------ Supplied information ------

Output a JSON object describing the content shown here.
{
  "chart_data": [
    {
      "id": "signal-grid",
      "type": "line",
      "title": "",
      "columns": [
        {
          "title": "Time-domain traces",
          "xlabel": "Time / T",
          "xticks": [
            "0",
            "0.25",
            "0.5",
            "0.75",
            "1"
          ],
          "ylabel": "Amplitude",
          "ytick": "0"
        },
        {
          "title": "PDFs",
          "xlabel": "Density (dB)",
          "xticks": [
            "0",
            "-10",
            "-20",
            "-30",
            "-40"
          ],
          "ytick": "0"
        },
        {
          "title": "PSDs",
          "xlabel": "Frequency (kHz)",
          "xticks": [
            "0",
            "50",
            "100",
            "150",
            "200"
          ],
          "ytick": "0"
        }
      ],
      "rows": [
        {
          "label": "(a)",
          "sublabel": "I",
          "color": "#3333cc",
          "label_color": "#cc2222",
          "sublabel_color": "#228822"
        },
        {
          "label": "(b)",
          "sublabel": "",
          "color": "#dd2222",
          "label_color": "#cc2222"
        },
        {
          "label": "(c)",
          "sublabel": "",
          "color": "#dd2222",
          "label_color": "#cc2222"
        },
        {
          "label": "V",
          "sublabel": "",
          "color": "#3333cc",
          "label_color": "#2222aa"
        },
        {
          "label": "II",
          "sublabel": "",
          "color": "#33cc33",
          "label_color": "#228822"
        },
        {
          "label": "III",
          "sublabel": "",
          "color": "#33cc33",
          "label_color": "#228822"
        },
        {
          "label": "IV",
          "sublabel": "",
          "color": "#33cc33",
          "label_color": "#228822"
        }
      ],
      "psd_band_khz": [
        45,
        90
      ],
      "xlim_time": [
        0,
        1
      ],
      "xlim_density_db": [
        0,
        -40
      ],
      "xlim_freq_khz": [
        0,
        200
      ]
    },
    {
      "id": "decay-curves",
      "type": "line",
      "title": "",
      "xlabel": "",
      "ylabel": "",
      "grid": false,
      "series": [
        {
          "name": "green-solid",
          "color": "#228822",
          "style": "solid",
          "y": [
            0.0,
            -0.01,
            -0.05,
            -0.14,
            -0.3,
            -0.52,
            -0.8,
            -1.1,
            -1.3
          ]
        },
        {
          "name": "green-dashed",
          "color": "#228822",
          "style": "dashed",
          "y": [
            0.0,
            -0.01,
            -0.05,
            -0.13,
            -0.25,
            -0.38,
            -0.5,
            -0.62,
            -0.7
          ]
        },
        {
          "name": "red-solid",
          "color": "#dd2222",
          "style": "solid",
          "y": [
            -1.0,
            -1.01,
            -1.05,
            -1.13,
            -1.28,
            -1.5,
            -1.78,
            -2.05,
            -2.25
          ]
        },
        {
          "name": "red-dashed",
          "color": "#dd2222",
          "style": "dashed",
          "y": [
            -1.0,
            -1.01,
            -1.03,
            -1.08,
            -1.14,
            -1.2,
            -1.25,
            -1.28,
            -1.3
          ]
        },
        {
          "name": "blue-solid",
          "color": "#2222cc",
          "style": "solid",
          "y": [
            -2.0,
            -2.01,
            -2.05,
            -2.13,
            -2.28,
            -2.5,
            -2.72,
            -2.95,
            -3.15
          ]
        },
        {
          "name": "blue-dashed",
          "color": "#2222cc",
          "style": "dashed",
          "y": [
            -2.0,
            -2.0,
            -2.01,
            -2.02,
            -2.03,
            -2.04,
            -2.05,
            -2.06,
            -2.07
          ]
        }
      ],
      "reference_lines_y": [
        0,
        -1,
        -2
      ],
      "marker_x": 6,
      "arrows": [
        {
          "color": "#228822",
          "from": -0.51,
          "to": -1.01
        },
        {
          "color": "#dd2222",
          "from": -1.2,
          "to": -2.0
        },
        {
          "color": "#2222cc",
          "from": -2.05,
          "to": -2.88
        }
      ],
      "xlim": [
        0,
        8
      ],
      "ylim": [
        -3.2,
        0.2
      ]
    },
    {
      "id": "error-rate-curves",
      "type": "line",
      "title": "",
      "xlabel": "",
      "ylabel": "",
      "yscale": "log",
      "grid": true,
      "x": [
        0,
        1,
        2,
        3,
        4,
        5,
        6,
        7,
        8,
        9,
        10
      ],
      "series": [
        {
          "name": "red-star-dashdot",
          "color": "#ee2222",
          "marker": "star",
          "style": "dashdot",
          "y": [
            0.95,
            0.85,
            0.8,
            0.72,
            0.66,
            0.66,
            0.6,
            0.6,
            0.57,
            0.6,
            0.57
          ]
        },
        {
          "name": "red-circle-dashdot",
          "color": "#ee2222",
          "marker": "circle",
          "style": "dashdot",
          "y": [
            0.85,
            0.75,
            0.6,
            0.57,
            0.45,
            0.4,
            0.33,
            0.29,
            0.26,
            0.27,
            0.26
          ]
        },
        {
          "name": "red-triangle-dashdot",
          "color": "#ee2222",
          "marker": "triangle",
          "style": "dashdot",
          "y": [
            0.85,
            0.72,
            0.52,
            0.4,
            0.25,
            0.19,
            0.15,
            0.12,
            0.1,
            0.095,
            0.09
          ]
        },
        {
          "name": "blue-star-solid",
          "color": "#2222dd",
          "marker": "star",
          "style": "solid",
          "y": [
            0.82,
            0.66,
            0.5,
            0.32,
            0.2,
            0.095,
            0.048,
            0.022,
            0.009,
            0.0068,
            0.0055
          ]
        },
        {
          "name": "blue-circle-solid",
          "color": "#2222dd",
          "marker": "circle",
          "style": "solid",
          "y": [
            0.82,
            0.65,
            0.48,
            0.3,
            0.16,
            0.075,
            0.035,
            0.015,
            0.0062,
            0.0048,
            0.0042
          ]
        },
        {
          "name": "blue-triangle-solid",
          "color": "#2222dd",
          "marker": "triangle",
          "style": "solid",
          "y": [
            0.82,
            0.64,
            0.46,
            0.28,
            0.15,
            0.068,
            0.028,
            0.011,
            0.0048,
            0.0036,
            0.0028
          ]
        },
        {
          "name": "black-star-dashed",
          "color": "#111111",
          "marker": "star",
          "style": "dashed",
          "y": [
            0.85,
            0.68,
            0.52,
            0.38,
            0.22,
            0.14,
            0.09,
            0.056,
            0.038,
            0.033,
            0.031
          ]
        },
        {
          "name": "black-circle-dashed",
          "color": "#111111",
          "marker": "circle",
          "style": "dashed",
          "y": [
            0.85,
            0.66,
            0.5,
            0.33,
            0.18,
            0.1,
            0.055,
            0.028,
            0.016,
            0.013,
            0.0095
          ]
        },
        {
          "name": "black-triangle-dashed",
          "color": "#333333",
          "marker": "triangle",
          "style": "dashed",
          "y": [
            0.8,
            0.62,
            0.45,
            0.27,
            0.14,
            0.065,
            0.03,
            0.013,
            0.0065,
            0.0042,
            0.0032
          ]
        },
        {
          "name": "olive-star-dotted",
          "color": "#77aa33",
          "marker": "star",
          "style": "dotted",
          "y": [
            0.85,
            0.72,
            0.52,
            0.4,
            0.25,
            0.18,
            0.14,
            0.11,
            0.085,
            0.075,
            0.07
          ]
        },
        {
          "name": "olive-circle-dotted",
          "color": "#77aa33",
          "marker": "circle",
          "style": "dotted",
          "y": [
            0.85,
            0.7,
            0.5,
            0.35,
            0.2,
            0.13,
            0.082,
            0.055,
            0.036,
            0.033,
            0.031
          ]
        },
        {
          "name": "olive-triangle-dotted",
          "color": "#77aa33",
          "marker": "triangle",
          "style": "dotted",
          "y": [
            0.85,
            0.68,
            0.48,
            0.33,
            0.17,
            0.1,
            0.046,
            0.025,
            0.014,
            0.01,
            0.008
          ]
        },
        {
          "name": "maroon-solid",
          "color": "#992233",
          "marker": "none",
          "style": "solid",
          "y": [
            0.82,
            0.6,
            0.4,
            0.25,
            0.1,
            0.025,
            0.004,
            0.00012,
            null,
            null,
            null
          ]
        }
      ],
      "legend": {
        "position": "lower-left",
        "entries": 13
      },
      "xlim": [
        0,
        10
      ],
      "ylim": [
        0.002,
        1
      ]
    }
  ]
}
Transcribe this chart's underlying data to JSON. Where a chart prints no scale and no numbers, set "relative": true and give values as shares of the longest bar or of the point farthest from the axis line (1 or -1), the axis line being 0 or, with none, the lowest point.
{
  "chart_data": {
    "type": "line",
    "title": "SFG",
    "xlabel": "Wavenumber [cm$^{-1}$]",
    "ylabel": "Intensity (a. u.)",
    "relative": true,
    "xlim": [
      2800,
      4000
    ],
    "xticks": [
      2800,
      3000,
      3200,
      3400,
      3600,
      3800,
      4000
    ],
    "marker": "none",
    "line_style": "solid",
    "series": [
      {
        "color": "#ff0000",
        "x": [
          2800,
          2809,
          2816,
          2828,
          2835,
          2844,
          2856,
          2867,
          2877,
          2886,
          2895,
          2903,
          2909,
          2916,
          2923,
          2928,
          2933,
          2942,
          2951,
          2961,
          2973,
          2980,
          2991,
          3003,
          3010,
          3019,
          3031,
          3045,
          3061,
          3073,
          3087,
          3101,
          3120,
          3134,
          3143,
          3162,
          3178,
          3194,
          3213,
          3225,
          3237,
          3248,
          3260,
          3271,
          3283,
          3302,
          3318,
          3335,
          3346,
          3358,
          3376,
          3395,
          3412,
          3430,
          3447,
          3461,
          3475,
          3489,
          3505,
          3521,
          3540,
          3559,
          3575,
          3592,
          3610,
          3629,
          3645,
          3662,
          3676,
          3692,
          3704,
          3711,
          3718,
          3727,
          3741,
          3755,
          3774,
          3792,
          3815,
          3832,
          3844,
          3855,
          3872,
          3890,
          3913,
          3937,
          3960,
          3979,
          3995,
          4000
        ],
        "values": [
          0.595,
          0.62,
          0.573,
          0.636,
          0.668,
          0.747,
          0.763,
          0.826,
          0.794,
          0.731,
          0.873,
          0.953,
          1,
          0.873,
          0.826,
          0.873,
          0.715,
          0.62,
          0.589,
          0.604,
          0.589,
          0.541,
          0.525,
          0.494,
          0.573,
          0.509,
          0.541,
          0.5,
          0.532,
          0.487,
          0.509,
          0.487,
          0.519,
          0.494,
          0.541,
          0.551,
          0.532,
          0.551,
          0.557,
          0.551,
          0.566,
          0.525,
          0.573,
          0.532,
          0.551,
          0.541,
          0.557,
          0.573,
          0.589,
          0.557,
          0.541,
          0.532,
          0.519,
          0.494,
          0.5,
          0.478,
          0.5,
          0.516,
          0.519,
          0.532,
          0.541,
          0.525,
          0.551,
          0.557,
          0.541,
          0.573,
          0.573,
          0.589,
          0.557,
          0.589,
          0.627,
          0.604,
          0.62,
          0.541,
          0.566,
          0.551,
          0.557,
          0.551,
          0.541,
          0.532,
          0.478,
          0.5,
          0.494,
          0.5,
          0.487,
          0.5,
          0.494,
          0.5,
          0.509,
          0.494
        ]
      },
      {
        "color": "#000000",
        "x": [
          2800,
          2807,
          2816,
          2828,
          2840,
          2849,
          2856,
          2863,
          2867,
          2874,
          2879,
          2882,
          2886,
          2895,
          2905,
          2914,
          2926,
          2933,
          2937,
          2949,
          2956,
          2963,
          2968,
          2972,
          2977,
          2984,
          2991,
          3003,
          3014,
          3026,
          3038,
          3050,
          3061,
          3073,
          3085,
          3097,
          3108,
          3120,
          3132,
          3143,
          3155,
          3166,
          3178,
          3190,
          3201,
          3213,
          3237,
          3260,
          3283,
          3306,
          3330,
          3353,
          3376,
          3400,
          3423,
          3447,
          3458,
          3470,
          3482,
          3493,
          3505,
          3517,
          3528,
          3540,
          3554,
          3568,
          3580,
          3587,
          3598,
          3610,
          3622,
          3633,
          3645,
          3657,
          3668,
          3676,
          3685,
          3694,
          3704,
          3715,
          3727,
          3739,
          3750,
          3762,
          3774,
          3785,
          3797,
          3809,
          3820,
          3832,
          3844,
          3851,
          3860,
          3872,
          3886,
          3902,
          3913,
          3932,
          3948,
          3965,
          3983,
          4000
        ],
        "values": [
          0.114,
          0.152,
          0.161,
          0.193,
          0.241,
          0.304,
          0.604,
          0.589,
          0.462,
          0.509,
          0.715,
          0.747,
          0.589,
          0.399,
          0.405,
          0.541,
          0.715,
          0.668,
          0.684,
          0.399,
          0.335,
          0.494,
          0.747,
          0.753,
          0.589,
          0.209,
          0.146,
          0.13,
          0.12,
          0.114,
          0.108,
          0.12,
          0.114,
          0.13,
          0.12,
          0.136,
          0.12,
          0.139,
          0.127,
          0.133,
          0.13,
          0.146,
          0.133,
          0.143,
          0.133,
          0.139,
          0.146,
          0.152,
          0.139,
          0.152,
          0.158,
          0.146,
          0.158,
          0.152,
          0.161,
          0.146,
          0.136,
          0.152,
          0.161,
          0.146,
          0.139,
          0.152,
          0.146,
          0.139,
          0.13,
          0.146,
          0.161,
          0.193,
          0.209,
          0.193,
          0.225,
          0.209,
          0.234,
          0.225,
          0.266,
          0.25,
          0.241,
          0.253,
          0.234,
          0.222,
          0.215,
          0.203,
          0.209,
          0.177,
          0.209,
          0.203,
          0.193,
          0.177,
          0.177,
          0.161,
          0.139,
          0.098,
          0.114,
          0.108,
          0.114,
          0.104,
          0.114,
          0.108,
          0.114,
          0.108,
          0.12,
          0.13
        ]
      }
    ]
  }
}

------

Which lines hold the word "ylabel"? Copy every one of them.

**Task solution:**
          "ylabel": "Amplitude",
      "ylabel": "",
      "ylabel": "",
    "ylabel": "Intensity (a. u.)",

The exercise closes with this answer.